> Stated task
Copy out the entries exactly, from the first line to the last.

> Exercise inputs

☆ ☆ ☆ ☆ ☆ ☆ ☆

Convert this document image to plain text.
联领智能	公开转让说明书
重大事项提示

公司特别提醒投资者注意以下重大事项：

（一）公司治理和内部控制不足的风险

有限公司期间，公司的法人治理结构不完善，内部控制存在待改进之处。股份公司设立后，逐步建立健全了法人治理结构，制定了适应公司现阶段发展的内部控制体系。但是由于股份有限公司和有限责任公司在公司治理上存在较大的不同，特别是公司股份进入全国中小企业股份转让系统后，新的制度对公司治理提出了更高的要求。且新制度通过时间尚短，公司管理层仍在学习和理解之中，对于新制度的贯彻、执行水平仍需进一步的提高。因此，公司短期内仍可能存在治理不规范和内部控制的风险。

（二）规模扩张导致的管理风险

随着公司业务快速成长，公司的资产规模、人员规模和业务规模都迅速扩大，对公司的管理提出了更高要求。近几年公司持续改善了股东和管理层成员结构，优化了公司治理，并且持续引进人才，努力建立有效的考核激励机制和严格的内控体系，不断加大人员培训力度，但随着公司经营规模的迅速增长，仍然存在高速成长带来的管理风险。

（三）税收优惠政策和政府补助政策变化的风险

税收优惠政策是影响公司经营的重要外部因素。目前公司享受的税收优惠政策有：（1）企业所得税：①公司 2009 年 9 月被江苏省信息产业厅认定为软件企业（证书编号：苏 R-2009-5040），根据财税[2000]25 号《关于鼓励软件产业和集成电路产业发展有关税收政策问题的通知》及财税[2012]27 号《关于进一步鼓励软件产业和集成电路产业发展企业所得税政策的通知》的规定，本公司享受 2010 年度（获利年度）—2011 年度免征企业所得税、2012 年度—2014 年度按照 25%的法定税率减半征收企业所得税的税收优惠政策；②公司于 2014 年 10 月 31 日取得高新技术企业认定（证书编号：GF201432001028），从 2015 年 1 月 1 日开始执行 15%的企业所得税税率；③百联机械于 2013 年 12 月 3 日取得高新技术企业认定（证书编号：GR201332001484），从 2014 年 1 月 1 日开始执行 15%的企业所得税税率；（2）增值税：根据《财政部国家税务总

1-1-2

☆ ☆ ☆ ☆ ☆ ☆ ☆

> Response for this exercise
Convert this document image to plain text.
联领智能	公开转让说明书
重大事项提示

公司特别提醒投资者注意以下重大事项：

（一）公司治理和内部控制不足的风险

有限公司期间，公司的法人治理结构不完善，内部控制存在待改进之处。股份公司设立后，逐步建立健全了法人治理结构，制定了适应公司现阶段发展的内部控制体系。但是由于股份有限公司和有限责任公司在公司治理上存在较大的不同，特别是公司股份进入全国中小企业股份转让系统后，新的制度对公司治理提出了更高的要求。且新制度通过时间尚短，公司管理层仍在学习和理解之中，对于新制度的贯彻、执行水平仍需进一步的提高。因此，公司短期内仍可能存在治理不规范和内部控制的风险。

（二）规模扩张导致的管理风险

随着公司业务快速成长，公司的资产规模、人员规模和业务规模都迅速扩大，对公司的管理提出了更高要求。近几年公司持续改善了股东和管理层成员结构，优化了公司治理，并且持续引进人才，努力建立有效的考核激励机制和严格的内控体系，不断加大人员培训力度，但随着公司经营规模的迅速增长，仍然存在高速成长带来的管理风险。

（三）税收优惠政策和政府补助政策变化的风险

税收优惠政策是影响公司经营的重要外部因素。目前公司享受的税收优惠政策有：（1）企业所得税：①公司 2009 年 9 月被江苏省信息产业厅认定为软件企业（证书编号：苏 R-2009-5040），根据财税[2000]25 号《关于鼓励软件产业和集成电路产业发展有关税收政策问题的通知》及财税[2012]27 号《关于进一步鼓励软件产业和集成电路产业发展企业所得税政策的通知》的规定，本公司享受 2010 年度（获利年度）—2011 年度免征企业所得税、2012 年度—2014 年度按照 25%的法定税率减半征收企业所得税的税收优惠政策；②公司于 2014 年 10 月 31 日取得高新技术企业认定（证书编号：GF201432001028），从 2015 年 1 月 1 日开始执行 15%的企业所得税税率；③百联机械于 2013 年 12 月 3 日取得高新技术企业认定（证书编号：GR201332001484），从 2014 年 1 月 1 日开始执行 15%的企业所得税税率；（2）增值税：根据《财政部国家税务总

1-1-2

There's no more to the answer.